Data shown:

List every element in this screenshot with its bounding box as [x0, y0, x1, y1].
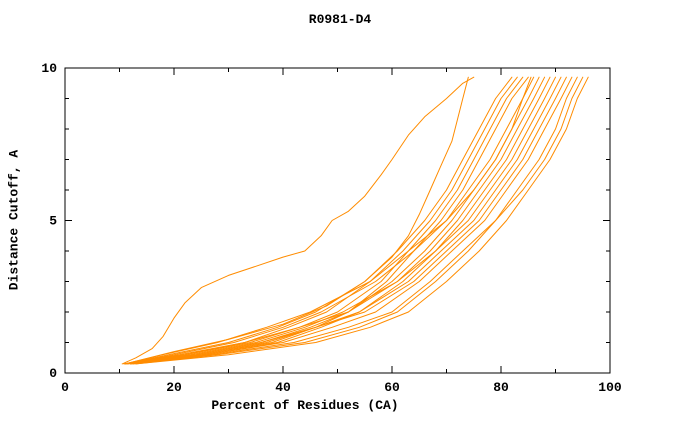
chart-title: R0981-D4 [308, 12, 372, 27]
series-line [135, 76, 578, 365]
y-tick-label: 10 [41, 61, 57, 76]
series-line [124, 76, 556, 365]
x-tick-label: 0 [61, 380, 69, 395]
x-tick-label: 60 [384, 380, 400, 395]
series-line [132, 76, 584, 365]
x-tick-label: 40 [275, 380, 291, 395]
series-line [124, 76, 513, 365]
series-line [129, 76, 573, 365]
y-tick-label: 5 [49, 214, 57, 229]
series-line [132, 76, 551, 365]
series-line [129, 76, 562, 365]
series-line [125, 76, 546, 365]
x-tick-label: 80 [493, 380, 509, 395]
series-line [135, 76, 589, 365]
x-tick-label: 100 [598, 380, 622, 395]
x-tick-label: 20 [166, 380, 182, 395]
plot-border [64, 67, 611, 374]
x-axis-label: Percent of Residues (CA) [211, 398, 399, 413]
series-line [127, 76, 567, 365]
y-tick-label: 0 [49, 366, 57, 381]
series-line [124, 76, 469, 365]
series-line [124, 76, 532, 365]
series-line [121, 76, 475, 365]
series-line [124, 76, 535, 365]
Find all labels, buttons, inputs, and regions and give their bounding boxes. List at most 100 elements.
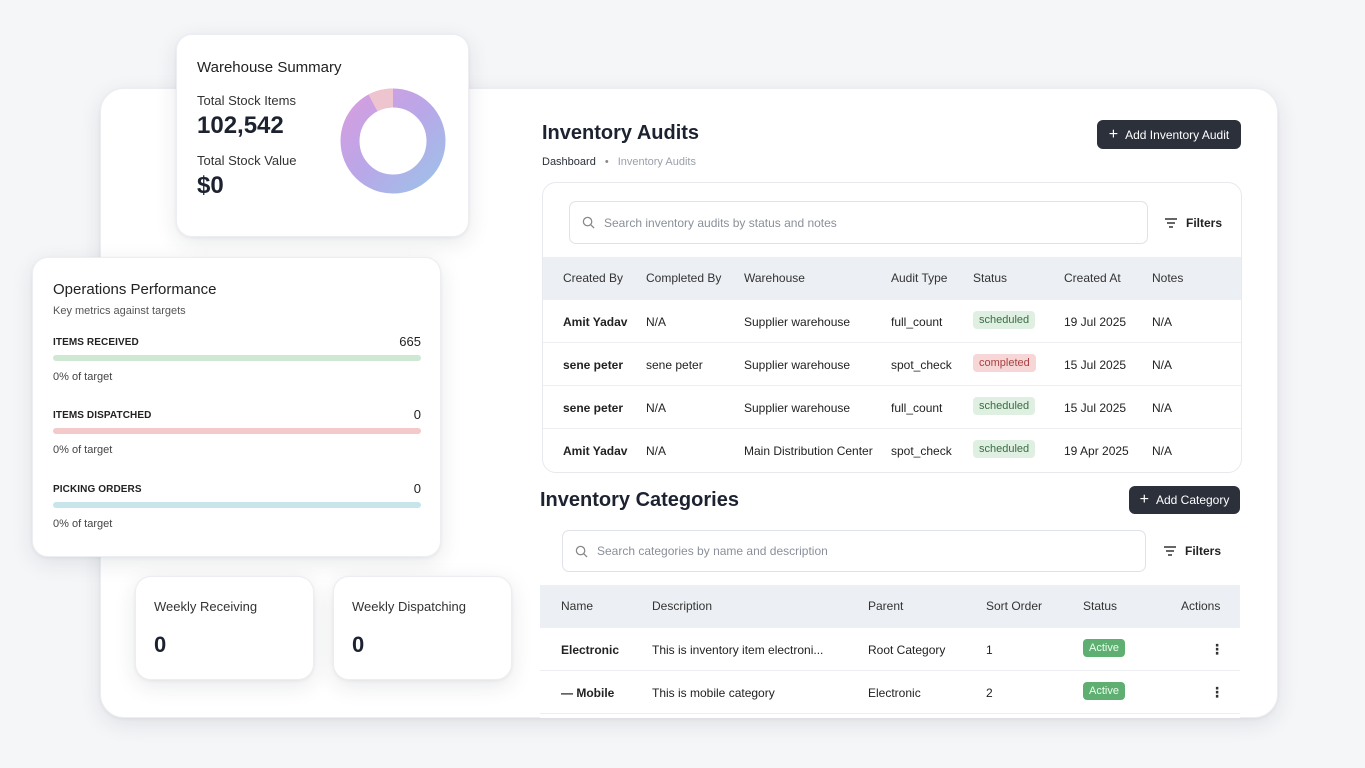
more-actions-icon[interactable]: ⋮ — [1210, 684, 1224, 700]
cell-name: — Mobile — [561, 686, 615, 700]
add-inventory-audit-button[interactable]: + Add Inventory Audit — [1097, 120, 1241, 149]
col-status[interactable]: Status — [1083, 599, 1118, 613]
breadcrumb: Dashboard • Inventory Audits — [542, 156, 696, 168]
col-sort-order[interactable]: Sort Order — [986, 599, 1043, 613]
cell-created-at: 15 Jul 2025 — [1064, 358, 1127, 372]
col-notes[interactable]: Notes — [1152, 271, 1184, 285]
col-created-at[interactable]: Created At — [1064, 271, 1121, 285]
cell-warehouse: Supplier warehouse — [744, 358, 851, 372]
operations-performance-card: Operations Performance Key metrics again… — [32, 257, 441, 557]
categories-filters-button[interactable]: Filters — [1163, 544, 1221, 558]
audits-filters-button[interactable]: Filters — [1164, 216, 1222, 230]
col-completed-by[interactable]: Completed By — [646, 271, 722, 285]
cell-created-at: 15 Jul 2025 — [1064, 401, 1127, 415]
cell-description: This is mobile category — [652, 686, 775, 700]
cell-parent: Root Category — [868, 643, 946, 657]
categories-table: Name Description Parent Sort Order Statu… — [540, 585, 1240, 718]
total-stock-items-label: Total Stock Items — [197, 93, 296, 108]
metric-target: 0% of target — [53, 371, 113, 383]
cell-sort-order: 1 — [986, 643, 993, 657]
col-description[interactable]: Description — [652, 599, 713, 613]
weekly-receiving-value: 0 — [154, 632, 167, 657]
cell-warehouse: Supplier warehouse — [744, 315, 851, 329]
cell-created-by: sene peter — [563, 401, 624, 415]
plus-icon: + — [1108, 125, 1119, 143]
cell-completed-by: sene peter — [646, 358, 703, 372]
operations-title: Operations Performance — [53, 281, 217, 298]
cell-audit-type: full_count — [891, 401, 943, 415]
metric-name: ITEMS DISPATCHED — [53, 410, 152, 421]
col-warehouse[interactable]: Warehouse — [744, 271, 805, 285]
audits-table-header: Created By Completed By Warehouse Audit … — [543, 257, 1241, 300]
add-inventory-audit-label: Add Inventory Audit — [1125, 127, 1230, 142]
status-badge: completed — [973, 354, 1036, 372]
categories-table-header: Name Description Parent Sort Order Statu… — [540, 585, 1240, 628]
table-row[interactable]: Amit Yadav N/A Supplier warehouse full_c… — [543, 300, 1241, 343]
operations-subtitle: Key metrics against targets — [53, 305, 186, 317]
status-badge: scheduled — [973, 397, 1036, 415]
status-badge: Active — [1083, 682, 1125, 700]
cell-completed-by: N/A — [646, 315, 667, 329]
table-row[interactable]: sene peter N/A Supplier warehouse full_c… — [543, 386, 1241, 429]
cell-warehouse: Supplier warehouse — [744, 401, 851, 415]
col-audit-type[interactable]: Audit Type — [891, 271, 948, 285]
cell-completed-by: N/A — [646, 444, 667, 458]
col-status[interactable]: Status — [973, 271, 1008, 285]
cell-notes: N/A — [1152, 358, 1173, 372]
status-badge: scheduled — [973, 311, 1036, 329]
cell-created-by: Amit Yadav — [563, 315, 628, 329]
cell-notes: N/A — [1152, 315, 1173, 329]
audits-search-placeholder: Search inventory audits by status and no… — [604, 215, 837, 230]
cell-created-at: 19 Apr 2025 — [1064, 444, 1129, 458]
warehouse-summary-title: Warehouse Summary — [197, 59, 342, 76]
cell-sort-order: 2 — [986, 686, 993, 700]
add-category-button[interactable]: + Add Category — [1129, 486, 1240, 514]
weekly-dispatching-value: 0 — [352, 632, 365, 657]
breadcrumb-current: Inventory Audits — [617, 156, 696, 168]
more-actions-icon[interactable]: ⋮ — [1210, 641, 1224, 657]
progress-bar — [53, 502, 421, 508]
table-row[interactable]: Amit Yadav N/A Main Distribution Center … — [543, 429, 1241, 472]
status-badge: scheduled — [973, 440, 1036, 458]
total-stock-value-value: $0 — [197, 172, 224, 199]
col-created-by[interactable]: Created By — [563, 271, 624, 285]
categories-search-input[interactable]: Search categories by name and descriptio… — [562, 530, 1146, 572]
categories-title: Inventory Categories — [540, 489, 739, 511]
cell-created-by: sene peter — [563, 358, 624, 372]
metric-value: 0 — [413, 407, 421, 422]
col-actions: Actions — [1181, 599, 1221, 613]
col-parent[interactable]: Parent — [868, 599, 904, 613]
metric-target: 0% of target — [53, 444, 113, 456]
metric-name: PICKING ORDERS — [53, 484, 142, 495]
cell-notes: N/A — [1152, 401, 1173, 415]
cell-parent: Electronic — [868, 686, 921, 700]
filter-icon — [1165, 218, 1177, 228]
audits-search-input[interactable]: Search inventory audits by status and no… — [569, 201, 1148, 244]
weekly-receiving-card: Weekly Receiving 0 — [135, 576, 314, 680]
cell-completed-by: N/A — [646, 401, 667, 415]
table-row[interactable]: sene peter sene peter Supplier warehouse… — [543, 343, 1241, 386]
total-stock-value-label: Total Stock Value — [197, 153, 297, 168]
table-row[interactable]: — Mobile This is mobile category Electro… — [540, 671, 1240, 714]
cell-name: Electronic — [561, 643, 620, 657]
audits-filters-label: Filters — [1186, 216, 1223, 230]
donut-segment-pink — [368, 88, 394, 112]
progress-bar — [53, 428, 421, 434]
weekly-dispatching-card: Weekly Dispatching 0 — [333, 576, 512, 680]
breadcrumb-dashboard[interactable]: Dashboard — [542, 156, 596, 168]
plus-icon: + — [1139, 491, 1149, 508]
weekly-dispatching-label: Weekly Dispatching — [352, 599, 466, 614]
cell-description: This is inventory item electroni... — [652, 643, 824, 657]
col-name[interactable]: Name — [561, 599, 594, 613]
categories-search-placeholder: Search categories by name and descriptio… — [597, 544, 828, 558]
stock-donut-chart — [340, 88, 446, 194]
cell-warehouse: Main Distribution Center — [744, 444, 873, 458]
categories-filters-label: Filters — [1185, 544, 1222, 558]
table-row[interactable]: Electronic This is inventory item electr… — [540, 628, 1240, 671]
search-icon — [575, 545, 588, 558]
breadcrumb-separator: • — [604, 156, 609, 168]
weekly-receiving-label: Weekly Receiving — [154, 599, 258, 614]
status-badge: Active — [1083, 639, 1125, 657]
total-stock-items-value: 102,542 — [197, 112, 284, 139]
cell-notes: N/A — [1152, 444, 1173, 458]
...
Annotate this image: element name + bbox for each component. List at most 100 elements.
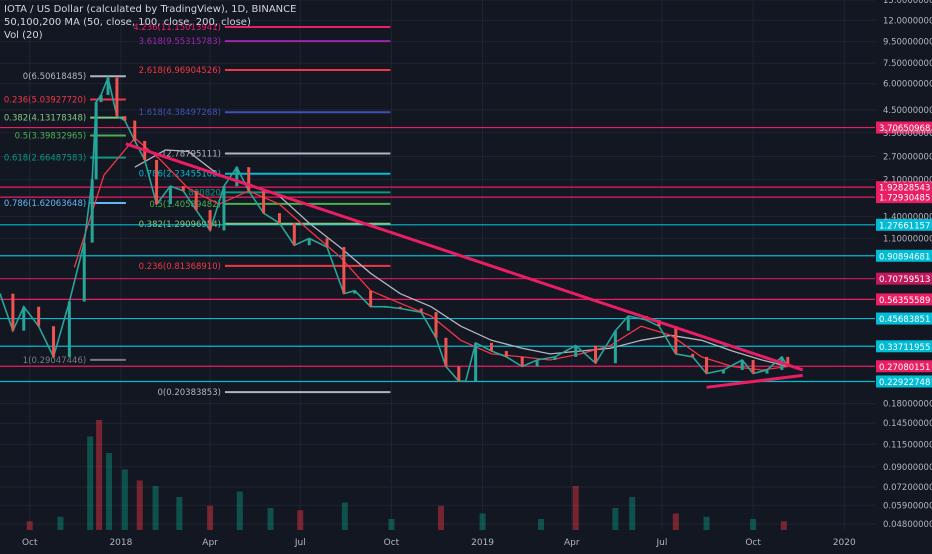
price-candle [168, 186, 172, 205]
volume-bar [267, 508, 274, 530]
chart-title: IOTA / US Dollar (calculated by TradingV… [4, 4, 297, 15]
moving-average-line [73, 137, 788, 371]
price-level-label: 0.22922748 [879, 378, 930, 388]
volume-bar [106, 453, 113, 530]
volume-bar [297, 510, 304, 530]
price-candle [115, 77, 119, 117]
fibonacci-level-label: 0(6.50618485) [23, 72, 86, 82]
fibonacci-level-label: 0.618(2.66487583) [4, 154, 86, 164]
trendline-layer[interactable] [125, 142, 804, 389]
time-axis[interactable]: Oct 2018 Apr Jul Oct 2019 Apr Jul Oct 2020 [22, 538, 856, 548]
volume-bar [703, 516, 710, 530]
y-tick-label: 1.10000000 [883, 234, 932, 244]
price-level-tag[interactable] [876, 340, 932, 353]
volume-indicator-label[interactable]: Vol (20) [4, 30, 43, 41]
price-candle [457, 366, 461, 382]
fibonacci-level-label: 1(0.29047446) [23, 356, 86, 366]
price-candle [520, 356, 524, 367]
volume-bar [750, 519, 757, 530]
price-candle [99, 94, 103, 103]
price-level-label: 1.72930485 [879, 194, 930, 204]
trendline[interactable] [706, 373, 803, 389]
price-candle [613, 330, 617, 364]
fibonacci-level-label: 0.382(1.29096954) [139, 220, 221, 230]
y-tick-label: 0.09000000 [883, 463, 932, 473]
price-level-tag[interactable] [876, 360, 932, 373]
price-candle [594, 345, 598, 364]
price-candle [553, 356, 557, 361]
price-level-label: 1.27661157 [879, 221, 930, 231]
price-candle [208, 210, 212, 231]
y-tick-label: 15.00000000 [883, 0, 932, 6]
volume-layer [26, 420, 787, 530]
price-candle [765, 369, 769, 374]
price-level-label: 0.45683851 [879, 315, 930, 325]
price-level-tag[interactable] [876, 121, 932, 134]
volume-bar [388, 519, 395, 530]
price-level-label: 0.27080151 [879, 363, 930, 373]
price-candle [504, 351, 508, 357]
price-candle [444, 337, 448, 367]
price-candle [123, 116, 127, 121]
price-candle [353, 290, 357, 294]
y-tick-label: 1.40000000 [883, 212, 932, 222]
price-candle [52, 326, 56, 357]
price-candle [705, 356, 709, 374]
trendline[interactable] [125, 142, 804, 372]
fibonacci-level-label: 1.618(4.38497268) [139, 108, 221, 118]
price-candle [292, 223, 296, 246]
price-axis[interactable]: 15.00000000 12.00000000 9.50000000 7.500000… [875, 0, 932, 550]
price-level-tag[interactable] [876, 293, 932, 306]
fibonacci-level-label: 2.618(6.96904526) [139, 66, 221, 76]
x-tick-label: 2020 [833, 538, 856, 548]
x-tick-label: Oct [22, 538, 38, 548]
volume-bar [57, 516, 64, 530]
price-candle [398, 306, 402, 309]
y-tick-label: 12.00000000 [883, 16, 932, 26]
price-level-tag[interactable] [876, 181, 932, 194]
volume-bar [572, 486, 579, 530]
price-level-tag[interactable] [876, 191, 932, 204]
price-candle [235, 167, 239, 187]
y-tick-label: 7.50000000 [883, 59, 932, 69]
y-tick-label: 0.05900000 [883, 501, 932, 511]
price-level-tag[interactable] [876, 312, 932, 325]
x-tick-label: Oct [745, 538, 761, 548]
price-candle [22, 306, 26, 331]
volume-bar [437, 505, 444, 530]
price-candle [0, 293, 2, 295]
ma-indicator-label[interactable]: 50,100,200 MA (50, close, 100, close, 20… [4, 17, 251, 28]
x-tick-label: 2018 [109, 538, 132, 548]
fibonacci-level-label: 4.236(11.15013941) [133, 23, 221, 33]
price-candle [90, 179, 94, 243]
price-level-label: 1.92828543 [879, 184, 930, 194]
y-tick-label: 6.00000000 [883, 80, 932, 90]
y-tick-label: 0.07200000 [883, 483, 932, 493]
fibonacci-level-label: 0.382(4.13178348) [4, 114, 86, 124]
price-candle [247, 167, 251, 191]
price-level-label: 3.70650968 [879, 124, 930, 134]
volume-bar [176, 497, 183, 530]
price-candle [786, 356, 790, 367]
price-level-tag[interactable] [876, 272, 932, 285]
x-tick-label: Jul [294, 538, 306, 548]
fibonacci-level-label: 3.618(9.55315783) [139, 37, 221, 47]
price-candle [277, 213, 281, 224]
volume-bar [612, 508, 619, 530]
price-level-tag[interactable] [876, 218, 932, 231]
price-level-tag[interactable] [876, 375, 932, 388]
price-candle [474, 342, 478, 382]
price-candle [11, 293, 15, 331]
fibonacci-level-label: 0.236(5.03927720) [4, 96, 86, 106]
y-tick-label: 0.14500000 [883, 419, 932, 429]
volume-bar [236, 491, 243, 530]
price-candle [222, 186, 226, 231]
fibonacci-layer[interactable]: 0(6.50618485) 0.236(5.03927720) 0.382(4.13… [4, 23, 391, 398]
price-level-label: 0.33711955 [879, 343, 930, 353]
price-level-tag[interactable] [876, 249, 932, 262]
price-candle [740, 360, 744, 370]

Your objective:
Present as a Markdown table with the columns Row and Line only the lines starting with the line that contains "List every element" and continuing through the line that contains "Find all labels, buttons, inputs, and", numbering each row and omitting blank lines and the pictures.

Task response:
| Row | Line |
|---|---|
| 1 | List every element in this screenshot with its bounding box as [x0, y0, x1, y1]. |
| 2 | chart-title: R0981-D4 [308, 12, 372, 27] |
| 3 | series-line [135, 76, 578, 365] |
| 4 | y-tick-label: 10 [41, 61, 57, 76] |
| 5 | series-line [124, 76, 556, 365] |
| 6 | x-tick-label: 0 [61, 380, 69, 395] |
| 7 | x-tick-label: 60 [384, 380, 400, 395] |
| 8 | series-line [132, 76, 584, 365] |
| 9 | x-tick-label: 40 [275, 380, 291, 395] |
| 10 | series-line [124, 76, 513, 365] |
| 11 | series-line [129, 76, 573, 365] |
| 12 | y-tick-label: 5 [49, 214, 57, 229] |
| 13 | series-line [132, 76, 551, 365] |
| 14 | series-line [129, 76, 562, 365] |
| 15 | series-line [125, 76, 546, 365] |
| 16 | x-tick-label: 80 [493, 380, 509, 395] |
| 17 | series-line [135, 76, 589, 365] |
| 18 | x-tick-label: 100 [598, 380, 622, 395] |
| 19 | x-tick-label: 20 [166, 380, 182, 395] |
| 20 | plot-border [64, 67, 611, 374] |
| 21 | x-axis-label: Percent of Residues (CA) [211, 398, 399, 413] |
| 22 | series-line [127, 76, 567, 365] |
| 23 | y-tick-label: 0 [49, 366, 57, 381] |
| 24 | series-line [124, 76, 469, 365] |
| 25 | series-line [124, 76, 532, 365] |
| 26 | series-line [121, 76, 475, 365] |
| 27 | series-line [124, 76, 535, 365] |
| 28 | Find all labels, buttons, inputs, and regions and give their bounding boxes. List at most 100 elements. |